▸ What you need to do
Print the whole listing exactly.

***** Supplied entries

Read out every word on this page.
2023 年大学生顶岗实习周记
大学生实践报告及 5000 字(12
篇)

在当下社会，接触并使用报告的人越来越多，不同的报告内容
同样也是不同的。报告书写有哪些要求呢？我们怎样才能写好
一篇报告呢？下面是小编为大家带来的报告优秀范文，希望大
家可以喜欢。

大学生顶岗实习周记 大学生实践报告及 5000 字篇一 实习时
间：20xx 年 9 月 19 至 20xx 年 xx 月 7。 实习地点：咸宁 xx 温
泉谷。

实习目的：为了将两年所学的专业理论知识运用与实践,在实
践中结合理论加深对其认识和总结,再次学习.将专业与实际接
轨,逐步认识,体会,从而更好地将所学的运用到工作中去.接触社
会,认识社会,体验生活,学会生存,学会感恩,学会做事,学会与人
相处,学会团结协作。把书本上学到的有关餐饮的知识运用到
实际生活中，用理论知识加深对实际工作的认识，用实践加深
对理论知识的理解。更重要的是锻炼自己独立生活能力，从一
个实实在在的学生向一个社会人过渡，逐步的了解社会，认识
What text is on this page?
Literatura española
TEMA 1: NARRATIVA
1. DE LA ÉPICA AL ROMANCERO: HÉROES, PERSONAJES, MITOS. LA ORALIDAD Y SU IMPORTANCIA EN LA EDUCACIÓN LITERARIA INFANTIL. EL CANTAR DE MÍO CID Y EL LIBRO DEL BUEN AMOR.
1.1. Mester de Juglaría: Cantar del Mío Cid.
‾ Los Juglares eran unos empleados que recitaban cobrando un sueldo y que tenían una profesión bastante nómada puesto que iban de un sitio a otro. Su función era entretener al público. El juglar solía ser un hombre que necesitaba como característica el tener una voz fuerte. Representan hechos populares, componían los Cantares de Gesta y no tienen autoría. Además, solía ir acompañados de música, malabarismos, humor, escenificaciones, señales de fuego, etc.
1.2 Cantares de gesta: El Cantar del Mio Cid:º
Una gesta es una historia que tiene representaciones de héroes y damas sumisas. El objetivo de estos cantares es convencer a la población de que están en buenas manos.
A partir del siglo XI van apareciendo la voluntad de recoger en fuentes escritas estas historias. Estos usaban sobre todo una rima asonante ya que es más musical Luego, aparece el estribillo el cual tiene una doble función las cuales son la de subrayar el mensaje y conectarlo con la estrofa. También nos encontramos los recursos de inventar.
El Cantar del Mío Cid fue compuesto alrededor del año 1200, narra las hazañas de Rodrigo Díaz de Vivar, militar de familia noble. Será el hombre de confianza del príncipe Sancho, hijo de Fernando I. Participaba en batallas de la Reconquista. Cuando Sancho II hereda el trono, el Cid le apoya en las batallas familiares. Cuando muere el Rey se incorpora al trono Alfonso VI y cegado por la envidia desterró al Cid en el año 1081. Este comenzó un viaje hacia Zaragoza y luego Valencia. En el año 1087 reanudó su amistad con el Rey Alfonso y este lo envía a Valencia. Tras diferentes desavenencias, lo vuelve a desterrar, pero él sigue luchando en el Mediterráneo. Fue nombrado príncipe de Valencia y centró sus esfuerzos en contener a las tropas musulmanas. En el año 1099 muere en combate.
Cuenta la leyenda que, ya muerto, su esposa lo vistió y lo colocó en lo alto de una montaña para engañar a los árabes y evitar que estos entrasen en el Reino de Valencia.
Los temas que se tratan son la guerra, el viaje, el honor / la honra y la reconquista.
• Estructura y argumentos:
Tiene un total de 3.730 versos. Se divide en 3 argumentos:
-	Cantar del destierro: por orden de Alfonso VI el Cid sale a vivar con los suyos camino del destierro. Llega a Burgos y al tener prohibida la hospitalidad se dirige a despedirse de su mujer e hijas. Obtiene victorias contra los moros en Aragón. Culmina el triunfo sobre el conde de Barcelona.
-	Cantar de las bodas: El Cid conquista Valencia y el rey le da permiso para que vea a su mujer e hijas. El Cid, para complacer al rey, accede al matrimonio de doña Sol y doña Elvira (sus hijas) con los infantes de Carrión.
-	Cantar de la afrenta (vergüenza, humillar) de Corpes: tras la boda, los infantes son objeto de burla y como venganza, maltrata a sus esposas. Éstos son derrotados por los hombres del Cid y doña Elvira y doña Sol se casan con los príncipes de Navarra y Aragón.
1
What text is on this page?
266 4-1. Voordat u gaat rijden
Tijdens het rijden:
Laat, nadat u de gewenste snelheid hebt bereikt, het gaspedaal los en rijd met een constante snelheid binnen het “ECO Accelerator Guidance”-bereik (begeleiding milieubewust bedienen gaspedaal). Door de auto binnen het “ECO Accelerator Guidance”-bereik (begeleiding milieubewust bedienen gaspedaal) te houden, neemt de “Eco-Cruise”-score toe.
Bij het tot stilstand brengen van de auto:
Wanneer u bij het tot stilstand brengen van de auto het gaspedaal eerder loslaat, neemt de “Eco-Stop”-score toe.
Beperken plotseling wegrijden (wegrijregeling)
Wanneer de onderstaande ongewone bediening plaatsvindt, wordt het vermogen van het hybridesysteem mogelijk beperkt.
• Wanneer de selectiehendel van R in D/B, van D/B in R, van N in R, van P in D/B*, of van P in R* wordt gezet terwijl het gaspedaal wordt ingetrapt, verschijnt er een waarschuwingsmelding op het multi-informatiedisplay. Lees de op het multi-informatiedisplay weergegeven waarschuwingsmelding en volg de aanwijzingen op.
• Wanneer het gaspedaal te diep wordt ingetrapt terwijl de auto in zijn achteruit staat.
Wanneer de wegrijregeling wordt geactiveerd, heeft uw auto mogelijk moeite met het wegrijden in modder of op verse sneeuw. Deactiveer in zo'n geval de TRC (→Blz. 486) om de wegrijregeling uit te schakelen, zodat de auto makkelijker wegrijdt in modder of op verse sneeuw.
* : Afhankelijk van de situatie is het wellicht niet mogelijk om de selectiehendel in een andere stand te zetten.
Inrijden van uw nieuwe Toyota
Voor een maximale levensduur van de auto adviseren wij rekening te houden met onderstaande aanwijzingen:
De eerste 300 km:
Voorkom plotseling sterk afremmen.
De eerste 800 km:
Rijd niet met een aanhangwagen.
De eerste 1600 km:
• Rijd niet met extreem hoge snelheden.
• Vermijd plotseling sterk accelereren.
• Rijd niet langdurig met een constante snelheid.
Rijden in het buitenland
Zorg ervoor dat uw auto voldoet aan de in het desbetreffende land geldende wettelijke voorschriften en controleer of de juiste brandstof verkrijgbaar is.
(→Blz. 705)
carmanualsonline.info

**********

▸ Full response
Read out every word on this page.
2023 年大学生顶岗实习周记
大学生实践报告及 5000 字(12
篇)

在当下社会，接触并使用报告的人越来越多，不同的报告内容
同样也是不同的。报告书写有哪些要求呢？我们怎样才能写好
一篇报告呢？下面是小编为大家带来的报告优秀范文，希望大
家可以喜欢。

大学生顶岗实习周记 大学生实践报告及 5000 字篇一 实习时
间：20xx 年 9 月 19 至 20xx 年 xx 月 7。 实习地点：咸宁 xx 温
泉谷。

实习目的：为了将两年所学的专业理论知识运用与实践,在实
践中结合理论加深对其认识和总结,再次学习.将专业与实际接
轨,逐步认识,体会,从而更好地将所学的运用到工作中去.接触社
会,认识社会,体验生活,学会生存,学会感恩,学会做事,学会与人
相处,学会团结协作。把书本上学到的有关餐饮的知识运用到
实际生活中，用理论知识加深对实际工作的认识，用实践加深
对理论知识的理解。更重要的是锻炼自己独立生活能力，从一
个实实在在的学生向一个社会人过渡，逐步的了解社会，认识
What text is on this page?
Literatura española
TEMA 1: NARRATIVA
1. DE LA ÉPICA AL ROMANCERO: HÉROES, PERSONAJES, MITOS. LA ORALIDAD Y SU IMPORTANCIA EN LA EDUCACIÓN LITERARIA INFANTIL. EL CANTAR DE MÍO CID Y EL LIBRO DEL BUEN AMOR.
1.1. Mester de Juglaría: Cantar del Mío Cid.
‾ Los Juglares eran unos empleados que recitaban cobrando un sueldo y que tenían una profesión bastante nómada puesto que iban de un sitio a otro. Su función era entretener al público. El juglar solía ser un hombre que necesitaba como característica el tener una voz fuerte. Representan hechos populares, componían los Cantares de Gesta y no tienen autoría. Además, solía ir acompañados de música, malabarismos, humor, escenificaciones, señales de fuego, etc.
1.2 Cantares de gesta: El Cantar del Mio Cid:º
Una gesta es una historia que tiene representaciones de héroes y damas sumisas. El objetivo de estos cantares es convencer a la población de que están en buenas manos.
A partir del siglo XI van apareciendo la voluntad de recoger en fuentes escritas estas historias. Estos usaban sobre todo una rima asonante ya que es más musical Luego, aparece el estribillo el cual tiene una doble función las cuales son la de subrayar el mensaje y conectarlo con la estrofa. También nos encontramos los recursos de inventar.
El Cantar del Mío Cid fue compuesto alrededor del año 1200, narra las hazañas de Rodrigo Díaz de Vivar, militar de familia noble. Será el hombre de confianza del príncipe Sancho, hijo de Fernando I. Participaba en batallas de la Reconquista. Cuando Sancho II hereda el trono, el Cid le apoya en las batallas familiares. Cuando muere el Rey se incorpora al trono Alfonso VI y cegado por la envidia desterró al Cid en el año 1081. Este comenzó un viaje hacia Zaragoza y luego Valencia. En el año 1087 reanudó su amistad con el Rey Alfonso y este lo envía a Valencia. Tras diferentes desavenencias, lo vuelve a desterrar, pero él sigue luchando en el Mediterráneo. Fue nombrado príncipe de Valencia y centró sus esfuerzos en contener a las tropas musulmanas. En el año 1099 muere en combate.
Cuenta la leyenda que, ya muerto, su esposa lo vistió y lo colocó en lo alto de una montaña para engañar a los árabes y evitar que estos entrasen en el Reino de Valencia.
Los temas que se tratan son la guerra, el viaje, el honor / la honra y la reconquista.
• Estructura y argumentos:
Tiene un total de 3.730 versos. Se divide en 3 argumentos:
-	Cantar del destierro: por orden de Alfonso VI el Cid sale a vivar con los suyos camino del destierro. Llega a Burgos y al tener prohibida la hospitalidad se dirige a despedirse de su mujer e hijas. Obtiene victorias contra los moros en Aragón. Culmina el triunfo sobre el conde de Barcelona.
-	Cantar de las bodas: El Cid conquista Valencia y el rey le da permiso para que vea a su mujer e hijas. El Cid, para complacer al rey, accede al matrimonio de doña Sol y doña Elvira (sus hijas) con los infantes de Carrión.
-	Cantar de la afrenta (vergüenza, humillar) de Corpes: tras la boda, los infantes son objeto de burla y como venganza, maltrata a sus esposas. Éstos son derrotados por los hombres del Cid y doña Elvira y doña Sol se casan con los príncipes de Navarra y Aragón.
1
What text is on this page?
266 4-1. Voordat u gaat rijden
Tijdens het rijden:
Laat, nadat u de gewenste snelheid hebt bereikt, het gaspedaal los en rijd met een constante snelheid binnen het “ECO Accelerator Guidance”-bereik (begeleiding milieubewust bedienen gaspedaal). Door de auto binnen het “ECO Accelerator Guidance”-bereik (begeleiding milieubewust bedienen gaspedaal) te houden, neemt de “Eco-Cruise”-score toe.
Bij het tot stilstand brengen van de auto:
Wanneer u bij het tot stilstand brengen van de auto het gaspedaal eerder loslaat, neemt de “Eco-Stop”-score toe.
Beperken plotseling wegrijden (wegrijregeling)
Wanneer de onderstaande ongewone bediening plaatsvindt, wordt het vermogen van het hybridesysteem mogelijk beperkt.
• Wanneer de selectiehendel van R in D/B, van D/B in R, van N in R, van P in D/B*, of van P in R* wordt gezet terwijl het gaspedaal wordt ingetrapt, verschijnt er een waarschuwingsmelding op het multi-informatiedisplay. Lees de op het multi-informatiedisplay weergegeven waarschuwingsmelding en volg de aanwijzingen op.
• Wanneer het gaspedaal te diep wordt ingetrapt terwijl de auto in zijn achteruit staat.
Wanneer de wegrijregeling wordt geactiveerd, heeft uw auto mogelijk moeite met het wegrijden in modder of op verse sneeuw. Deactiveer in zo'n geval de TRC (→Blz. 486) om de wegrijregeling uit te schakelen, zodat de auto makkelijker wegrijdt in modder of op verse sneeuw.
* : Afhankelijk van de situatie is het wellicht niet mogelijk om de selectiehendel in een andere stand te zetten.
Inrijden van uw nieuwe Toyota
Voor een maximale levensduur van de auto adviseren wij rekening te houden met onderstaande aanwijzingen:
De eerste 300 km:
Voorkom plotseling sterk afremmen.
De eerste 800 km:
Rijd niet met een aanhangwagen.
De eerste 1600 km:
• Rijd niet met extreem hoge snelheden.
• Vermijd plotseling sterk accelereren.
• Rijd niet langdurig met een constante snelheid.
Rijden in het buitenland
Zorg ervoor dat uw auto voldoet aan de in het desbetreffende land geldende wettelijke voorschriften en controleer of de juiste brandstof verkrijgbaar is.
(→Blz. 705)
carmanualsonline.info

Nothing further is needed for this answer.